SET PROBLEM =>
Write out all lines holding the word "nemovitostí".

[Collected data]
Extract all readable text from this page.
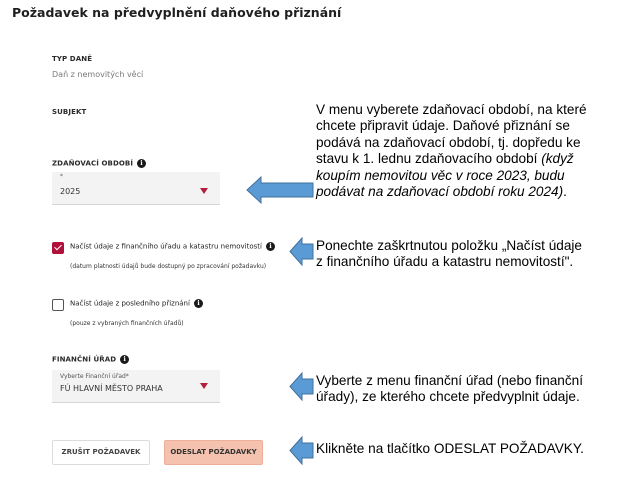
Požadavek na předvyplnění daňového přiznání
TYP DANĚ
Daň z nemovitých věcí
SUBJEKT
ZDAŇOVACÍ OBDOBÍ i
*
2025
Načíst údaje z finančního úřadu a katastru nemovitostí i
(datum platnosti údajů bude dostupný po zpracování požadavku)
Načíst údaje z posledního přiznání i
(pouze z vybraných finančních úřadů)
FINANČNÍ ÚŘAD i
Vyberte Finanční úřad*
FÚ HLAVNÍ MĚSTO PRAHA
ZRUŠIT POŽADAVEK	ODESLAT POŽADAVKY
V menu vyberete zdaňovací období, na které
chcete připravit údaje. Daňové přiznání se
podává na zdaňovací období, tj. dopředu ke
stavu k 1. lednu zdaňovacího období (když
koupím nemovitou věc v roce 2023, budu
podávat na zdaňovací období roku 2024).
Ponechte zaškrtnutou položku „Načíst údaje
z finančního úřadu a katastru nemovitostí".
Vyberte z menu finanční úřad (nebo finanční
úřady), ze kterého chcete předvyplnit údaje.
Klikněte na tlačítko ODESLAT POŽADAVKY.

FINISHED TASK =>
Načíst údaje z finančního úřadu a katastru nemovitostí i
z finančního úřadu a katastru nemovitostí".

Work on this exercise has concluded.